# AIM
Copy the listing below in full and skip every picture.
**** DATA FOR THIS EXERCISE ****
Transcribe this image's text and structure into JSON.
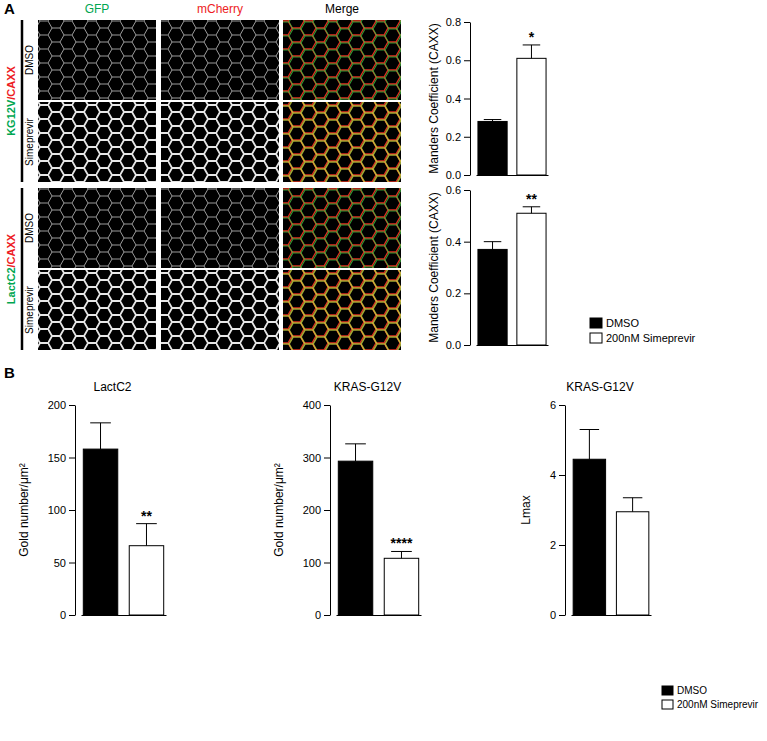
{
  "figure": {
    "panel_labels": [
      "A",
      "B"
    ],
    "image_columns": [
      {
        "text": "GFP",
        "color": "#00a651"
      },
      {
        "text": "mCherry",
        "color": "#ed1c24"
      },
      {
        "text": "Merge",
        "color": "#000000"
      }
    ],
    "row_groups": [
      {
        "label_parts": [
          {
            "text": "KG12V",
            "color": "#00a651"
          },
          {
            "text": "/CAXX",
            "color": "#ed1c24"
          }
        ],
        "conditions": [
          "DMSO",
          "Simeprevir"
        ]
      },
      {
        "label_parts": [
          {
            "text": "LactC2",
            "color": "#00a651"
          },
          {
            "text": "/CAXX",
            "color": "#ed1c24"
          }
        ],
        "conditions": [
          "DMSO",
          "Simeprevir"
        ]
      }
    ]
  },
  "chart_data": [
    {
      "type": "bar",
      "y_label": "Manders Coefficient (CAXX)",
      "ylim": [
        0,
        0.8
      ],
      "yticks": [
        {
          "value": 0,
          "label": "0.0"
        },
        0.2,
        0.4,
        0.6,
        0.8
      ],
      "annotation": "*",
      "series": [
        {
          "name": "DMSO",
          "color": "#000000",
          "values": [
            0.28
          ],
          "errors": [
            0.01
          ]
        },
        {
          "name": "200nM Simeprevir",
          "color": "#ffffff",
          "values": [
            0.61
          ],
          "errors": [
            0.07
          ]
        }
      ]
    },
    {
      "type": "bar",
      "y_label": "Manders Coefficient (CAXX)",
      "ylim": [
        0,
        0.6
      ],
      "yticks": [
        {
          "value": 0,
          "label": "0.0"
        },
        0.2,
        0.4,
        0.6
      ],
      "annotation": "**",
      "legend": "lower right",
      "series": [
        {
          "name": "DMSO",
          "color": "#000000",
          "values": [
            0.37
          ],
          "errors": [
            0.03
          ]
        },
        {
          "name": "200nM Simeprevir",
          "color": "#ffffff",
          "values": [
            0.51
          ],
          "errors": [
            0.025
          ]
        }
      ]
    },
    {
      "type": "bar",
      "title": "LactC2",
      "y_label": "Gold number/μm²",
      "ylim": [
        0,
        200
      ],
      "yticks": [
        0,
        50,
        100,
        150,
        200
      ],
      "annotation": "**",
      "series": [
        {
          "name": "DMSO",
          "color": "#000000",
          "values": [
            158
          ],
          "errors": [
            25
          ]
        },
        {
          "name": "200nM Simeprevir",
          "color": "#ffffff",
          "values": [
            66
          ],
          "errors": [
            21
          ]
        }
      ]
    },
    {
      "type": "bar",
      "title": "KRAS-G12V",
      "y_label": "Gold number/μm²",
      "ylim": [
        0,
        400
      ],
      "yticks": [
        0,
        100,
        200,
        300,
        400
      ],
      "annotation": "****",
      "series": [
        {
          "name": "DMSO",
          "color": "#000000",
          "values": [
            293
          ],
          "errors": [
            33
          ]
        },
        {
          "name": "200nM Simeprevir",
          "color": "#ffffff",
          "values": [
            108
          ],
          "errors": [
            13
          ]
        }
      ]
    },
    {
      "type": "bar",
      "title": "KRAS-G12V",
      "y_label": "Lmax",
      "ylim": [
        0,
        6
      ],
      "yticks": [
        0,
        2,
        4,
        6
      ],
      "legend": "lower right",
      "series": [
        {
          "name": "DMSO",
          "color": "#000000",
          "values": [
            4.45
          ],
          "errors": [
            0.85
          ]
        },
        {
          "name": "200nM Simeprevir",
          "color": "#ffffff",
          "values": [
            2.95
          ],
          "errors": [
            0.4
          ]
        }
      ]
    }
  ]
}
****
# TASK SOLUTION
Transcribe this image's text and structure into JSON.
{
  "figure": {
    "panel_labels": [
      "A",
      "B"
    ],
    "image_columns": [
      {
        "text": "GFP",
        "color": "#00a651"
      },
      {
        "text": "mCherry",
        "color": "#ed1c24"
      },
      {
        "text": "Merge",
        "color": "#000000"
      }
    ],
    "row_groups": [
      {
        "label_parts": [
          {
            "text": "KG12V",
            "color": "#00a651"
          },
          {
            "text": "/CAXX",
            "color": "#ed1c24"
          }
        ],
        "conditions": [
          "DMSO",
          "Simeprevir"
        ]
      },
      {
        "label_parts": [
          {
            "text": "LactC2",
            "color": "#00a651"
          },
          {
            "text": "/CAXX",
            "color": "#ed1c24"
          }
        ],
        "conditions": [
          "DMSO",
          "Simeprevir"
        ]
      }
    ]
  },
  "chart_data": [
    {
      "type": "bar",
      "y_label": "Manders Coefficient (CAXX)",
      "ylim": [
        0,
        0.8
      ],
      "yticks": [
        {
          "value": 0,
          "label": "0.0"
        },
        0.2,
        0.4,
        0.6,
        0.8
      ],
      "annotation": "*",
      "series": [
        {
          "name": "DMSO",
          "color": "#000000",
          "values": [
            0.28
          ],
          "errors": [
            0.01
          ]
        },
        {
          "name": "200nM Simeprevir",
          "color": "#ffffff",
          "values": [
            0.61
          ],
          "errors": [
            0.07
          ]
        }
      ]
    },
    {
      "type": "bar",
      "y_label": "Manders Coefficient (CAXX)",
      "ylim": [
        0,
        0.6
      ],
      "yticks": [
        {
          "value": 0,
          "label": "0.0"
        },
        0.2,
        0.4,
        0.6
      ],
      "annotation": "**",
      "legend": "lower right",
      "series": [
        {
          "name": "DMSO",
          "color": "#000000",
          "values": [
            0.37
          ],
          "errors": [
            0.03
          ]
        },
        {
          "name": "200nM Simeprevir",
          "color": "#ffffff",
          "values": [
            0.51
          ],
          "errors": [
            0.025
          ]
        }
      ]
    },
    {
      "type": "bar",
      "title": "LactC2",
      "y_label": "Gold number/μm²",
      "ylim": [
        0,
        200
      ],
      "yticks": [
        0,
        50,
        100,
        150,
        200
      ],
      "annotation": "**",
      "series": [
        {
          "name": "DMSO",
          "color": "#000000",
          "values": [
            158
          ],
          "errors": [
            25
          ]
        },
        {
          "name": "200nM Simeprevir",
          "color": "#ffffff",
          "values": [
            66
          ],
          "errors": [
            21
          ]
        }
      ]
    },
    {
      "type": "bar",
      "title": "KRAS-G12V",
      "y_label": "Gold number/μm²",
      "ylim": [
        0,
        400
      ],
      "yticks": [
        0,
        100,
        200,
        300,
        400
      ],
      "annotation": "****",
      "series": [
        {
          "name": "DMSO",
          "color": "#000000",
          "values": [
            293
          ],
          "errors": [
            33
          ]
        },
        {
          "name": "200nM Simeprevir",
          "color": "#ffffff",
          "values": [
            108
          ],
          "errors": [
            13
          ]
        }
      ]
    },
    {
      "type": "bar",
      "title": "KRAS-G12V",
      "y_label": "Lmax",
      "ylim": [
        0,
        6
      ],
      "yticks": [
        0,
        2,
        4,
        6
      ],
      "legend": "lower right",
      "series": [
        {
          "name": "DMSO",
          "color": "#000000",
          "values": [
            4.45
          ],
          "errors": [
            0.85
          ]
        },
        {
          "name": "200nM Simeprevir",
          "color": "#ffffff",
          "values": [
            2.95
          ],
          "errors": [
            0.4
          ]
        }
      ]
    }
  ]
}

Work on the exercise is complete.